* BEGIN *
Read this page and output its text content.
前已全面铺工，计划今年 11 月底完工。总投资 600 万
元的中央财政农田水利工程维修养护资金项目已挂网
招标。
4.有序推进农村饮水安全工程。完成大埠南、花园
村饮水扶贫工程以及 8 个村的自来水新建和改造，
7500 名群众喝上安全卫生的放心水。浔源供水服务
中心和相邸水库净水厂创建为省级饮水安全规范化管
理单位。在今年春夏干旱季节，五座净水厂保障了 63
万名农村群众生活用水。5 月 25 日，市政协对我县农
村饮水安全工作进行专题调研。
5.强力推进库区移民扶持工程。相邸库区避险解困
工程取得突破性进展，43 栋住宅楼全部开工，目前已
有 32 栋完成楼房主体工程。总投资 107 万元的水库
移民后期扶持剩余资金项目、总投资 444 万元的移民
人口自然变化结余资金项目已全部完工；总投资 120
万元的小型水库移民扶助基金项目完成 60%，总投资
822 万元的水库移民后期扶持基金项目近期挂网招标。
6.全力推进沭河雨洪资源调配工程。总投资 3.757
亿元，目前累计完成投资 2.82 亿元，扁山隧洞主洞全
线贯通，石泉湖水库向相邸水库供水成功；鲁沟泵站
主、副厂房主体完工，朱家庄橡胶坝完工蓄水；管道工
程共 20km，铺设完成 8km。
* END *
Send back every record, precisely as written.

OUTPUT OF THE EXERCISE:
Read this page and output its text content.
前已全面铺工，计划今年 11 月底完工。总投资 600 万
元的中央财政农田水利工程维修养护资金项目已挂网
招标。
4.有序推进农村饮水安全工程。完成大埠南、花园
村饮水扶贫工程以及 8 个村的自来水新建和改造，
7500 名群众喝上安全卫生的放心水。浔源供水服务
中心和相邸水库净水厂创建为省级饮水安全规范化管
理单位。在今年春夏干旱季节，五座净水厂保障了 63
万名农村群众生活用水。5 月 25 日，市政协对我县农
村饮水安全工作进行专题调研。
5.强力推进库区移民扶持工程。相邸库区避险解困
工程取得突破性进展，43 栋住宅楼全部开工，目前已
有 32 栋完成楼房主体工程。总投资 107 万元的水库
移民后期扶持剩余资金项目、总投资 444 万元的移民
人口自然变化结余资金项目已全部完工；总投资 120
万元的小型水库移民扶助基金项目完成 60%，总投资
822 万元的水库移民后期扶持基金项目近期挂网招标。
6.全力推进沭河雨洪资源调配工程。总投资 3.757
亿元，目前累计完成投资 2.82 亿元，扁山隧洞主洞全
线贯通，石泉湖水库向相邸水库供水成功；鲁沟泵站
主、副厂房主体完工，朱家庄橡胶坝完工蓄水；管道工
程共 20km，铺设完成 8km。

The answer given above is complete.